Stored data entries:
━━━━━━━━━━━━━━━━━━━━━━━━━━━━━━

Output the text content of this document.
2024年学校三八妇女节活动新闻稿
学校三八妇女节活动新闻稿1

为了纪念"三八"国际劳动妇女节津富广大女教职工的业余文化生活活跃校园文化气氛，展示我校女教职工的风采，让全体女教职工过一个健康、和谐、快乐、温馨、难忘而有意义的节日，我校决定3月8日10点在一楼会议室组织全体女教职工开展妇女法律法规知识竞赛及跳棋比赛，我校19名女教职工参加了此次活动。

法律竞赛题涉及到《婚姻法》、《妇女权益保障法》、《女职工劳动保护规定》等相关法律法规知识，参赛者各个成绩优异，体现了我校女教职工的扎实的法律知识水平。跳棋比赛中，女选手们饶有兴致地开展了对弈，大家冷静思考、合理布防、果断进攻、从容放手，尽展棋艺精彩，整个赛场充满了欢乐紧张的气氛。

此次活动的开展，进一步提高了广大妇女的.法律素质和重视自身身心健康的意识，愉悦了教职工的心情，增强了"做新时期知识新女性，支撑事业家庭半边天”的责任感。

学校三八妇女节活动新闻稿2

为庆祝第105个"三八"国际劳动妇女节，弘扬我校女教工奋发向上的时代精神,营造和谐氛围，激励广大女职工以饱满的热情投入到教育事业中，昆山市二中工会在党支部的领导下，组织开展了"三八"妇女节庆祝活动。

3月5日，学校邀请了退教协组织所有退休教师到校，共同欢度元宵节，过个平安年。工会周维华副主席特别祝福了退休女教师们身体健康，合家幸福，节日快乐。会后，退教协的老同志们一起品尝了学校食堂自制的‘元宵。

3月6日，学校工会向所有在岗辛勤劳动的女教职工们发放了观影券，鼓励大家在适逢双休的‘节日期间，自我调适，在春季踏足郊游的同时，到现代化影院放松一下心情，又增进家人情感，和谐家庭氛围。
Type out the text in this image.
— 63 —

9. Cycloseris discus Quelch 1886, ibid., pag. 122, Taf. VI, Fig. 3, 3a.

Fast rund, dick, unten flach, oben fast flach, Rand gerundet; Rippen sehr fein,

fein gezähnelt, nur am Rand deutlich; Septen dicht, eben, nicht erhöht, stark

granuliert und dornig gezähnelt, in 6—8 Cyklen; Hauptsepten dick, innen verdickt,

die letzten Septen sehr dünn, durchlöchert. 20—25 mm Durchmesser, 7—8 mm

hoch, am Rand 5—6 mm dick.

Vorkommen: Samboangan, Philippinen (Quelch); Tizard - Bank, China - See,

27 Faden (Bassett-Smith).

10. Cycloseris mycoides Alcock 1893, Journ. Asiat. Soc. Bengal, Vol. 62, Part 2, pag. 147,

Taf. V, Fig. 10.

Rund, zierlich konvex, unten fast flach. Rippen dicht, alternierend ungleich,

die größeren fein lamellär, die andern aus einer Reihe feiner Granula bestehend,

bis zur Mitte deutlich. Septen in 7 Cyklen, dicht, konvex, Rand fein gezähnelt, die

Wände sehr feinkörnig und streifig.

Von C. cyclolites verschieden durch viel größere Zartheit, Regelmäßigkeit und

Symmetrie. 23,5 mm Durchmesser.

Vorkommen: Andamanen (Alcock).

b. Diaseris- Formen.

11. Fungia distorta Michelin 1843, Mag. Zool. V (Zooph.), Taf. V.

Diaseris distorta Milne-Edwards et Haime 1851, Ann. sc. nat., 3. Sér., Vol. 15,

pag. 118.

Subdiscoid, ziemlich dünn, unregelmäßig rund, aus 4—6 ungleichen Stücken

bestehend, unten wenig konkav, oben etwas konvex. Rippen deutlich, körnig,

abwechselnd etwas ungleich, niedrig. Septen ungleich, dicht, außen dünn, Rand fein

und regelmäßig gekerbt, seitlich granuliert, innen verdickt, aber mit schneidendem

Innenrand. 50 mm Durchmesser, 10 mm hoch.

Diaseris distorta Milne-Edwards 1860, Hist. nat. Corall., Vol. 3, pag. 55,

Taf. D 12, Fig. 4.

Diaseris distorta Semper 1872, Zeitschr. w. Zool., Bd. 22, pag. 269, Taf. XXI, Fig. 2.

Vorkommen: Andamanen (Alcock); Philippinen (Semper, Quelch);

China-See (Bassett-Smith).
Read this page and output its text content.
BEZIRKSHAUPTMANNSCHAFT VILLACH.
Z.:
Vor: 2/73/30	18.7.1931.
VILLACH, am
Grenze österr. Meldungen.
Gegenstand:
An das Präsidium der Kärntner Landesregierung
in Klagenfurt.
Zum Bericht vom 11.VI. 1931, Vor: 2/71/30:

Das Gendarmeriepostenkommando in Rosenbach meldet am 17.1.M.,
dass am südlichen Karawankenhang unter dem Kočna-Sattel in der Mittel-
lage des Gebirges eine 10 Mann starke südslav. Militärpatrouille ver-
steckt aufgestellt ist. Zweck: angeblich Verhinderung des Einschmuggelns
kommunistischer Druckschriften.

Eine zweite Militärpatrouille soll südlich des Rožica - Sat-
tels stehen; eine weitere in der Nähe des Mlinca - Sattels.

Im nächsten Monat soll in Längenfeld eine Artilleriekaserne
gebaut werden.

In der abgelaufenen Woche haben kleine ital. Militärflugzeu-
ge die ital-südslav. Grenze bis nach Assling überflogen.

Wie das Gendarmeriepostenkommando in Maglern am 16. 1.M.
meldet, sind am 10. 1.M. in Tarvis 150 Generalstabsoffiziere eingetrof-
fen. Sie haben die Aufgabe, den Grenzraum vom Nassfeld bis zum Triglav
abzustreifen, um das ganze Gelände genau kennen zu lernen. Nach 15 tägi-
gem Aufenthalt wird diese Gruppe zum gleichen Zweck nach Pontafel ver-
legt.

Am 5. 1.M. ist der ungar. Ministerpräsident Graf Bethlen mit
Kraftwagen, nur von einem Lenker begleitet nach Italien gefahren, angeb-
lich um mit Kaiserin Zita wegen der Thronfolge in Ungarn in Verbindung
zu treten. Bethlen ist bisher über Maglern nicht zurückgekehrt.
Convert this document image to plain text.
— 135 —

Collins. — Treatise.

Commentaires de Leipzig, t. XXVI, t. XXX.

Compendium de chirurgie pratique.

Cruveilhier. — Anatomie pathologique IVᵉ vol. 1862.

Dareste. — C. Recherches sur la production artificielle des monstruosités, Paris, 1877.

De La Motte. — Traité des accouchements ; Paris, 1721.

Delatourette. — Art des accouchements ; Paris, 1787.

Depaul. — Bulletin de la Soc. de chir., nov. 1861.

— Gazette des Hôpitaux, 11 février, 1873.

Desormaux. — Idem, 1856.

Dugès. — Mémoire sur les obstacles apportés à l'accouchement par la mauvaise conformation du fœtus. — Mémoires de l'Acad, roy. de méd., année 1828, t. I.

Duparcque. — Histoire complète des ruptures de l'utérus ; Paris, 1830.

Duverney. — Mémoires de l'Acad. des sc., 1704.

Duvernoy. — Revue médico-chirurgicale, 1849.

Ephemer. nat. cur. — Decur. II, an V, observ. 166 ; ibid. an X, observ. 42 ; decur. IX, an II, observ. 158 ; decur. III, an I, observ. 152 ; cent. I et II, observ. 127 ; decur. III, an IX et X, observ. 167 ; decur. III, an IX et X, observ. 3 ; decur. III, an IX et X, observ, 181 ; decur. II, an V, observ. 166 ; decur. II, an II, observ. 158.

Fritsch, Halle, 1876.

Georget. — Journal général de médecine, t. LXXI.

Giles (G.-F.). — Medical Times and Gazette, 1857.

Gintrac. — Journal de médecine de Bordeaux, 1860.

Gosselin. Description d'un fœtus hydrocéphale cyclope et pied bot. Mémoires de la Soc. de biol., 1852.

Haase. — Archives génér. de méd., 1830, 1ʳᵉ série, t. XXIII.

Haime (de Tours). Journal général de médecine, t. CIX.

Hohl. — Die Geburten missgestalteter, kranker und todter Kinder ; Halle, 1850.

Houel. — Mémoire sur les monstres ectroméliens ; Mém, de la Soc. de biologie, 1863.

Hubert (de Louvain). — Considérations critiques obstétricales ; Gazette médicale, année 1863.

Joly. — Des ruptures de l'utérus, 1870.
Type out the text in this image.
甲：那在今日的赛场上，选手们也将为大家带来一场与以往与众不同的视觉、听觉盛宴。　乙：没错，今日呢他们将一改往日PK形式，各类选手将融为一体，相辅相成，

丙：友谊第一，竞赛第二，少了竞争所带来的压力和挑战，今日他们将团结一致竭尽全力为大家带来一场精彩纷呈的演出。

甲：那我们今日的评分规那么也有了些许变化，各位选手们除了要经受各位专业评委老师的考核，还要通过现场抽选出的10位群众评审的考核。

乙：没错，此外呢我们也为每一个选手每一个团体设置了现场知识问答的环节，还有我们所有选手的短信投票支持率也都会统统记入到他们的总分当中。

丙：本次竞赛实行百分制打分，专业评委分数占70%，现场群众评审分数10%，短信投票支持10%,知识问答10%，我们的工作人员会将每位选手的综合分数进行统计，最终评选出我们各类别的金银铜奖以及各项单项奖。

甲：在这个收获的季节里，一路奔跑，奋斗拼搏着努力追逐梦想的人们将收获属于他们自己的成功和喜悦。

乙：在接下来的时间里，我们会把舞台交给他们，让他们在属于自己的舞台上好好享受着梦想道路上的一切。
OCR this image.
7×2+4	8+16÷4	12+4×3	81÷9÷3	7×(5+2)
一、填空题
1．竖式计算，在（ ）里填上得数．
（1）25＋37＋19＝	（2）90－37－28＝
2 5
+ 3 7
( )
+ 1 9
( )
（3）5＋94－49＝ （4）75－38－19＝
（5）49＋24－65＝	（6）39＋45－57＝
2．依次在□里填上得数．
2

━━━━━━━━━━━━━━━━━━━━━━━━━━━━━━

• [YOUR INSTRUCTIONS]: Where a line in the material contains "fœtus", copy that line.

• [TASK OUTPUT]:
Dugès. — Mémoire sur les obstacles apportés à l'accouchement par la mauvaise conformation du fœtus. — Mémoires de l'Acad, roy. de méd., année 1828, t. I.
Gosselin. Description d'un fœtus hydrocéphale cyclope et pied bot. Mémoires de la Soc. de biol., 1852.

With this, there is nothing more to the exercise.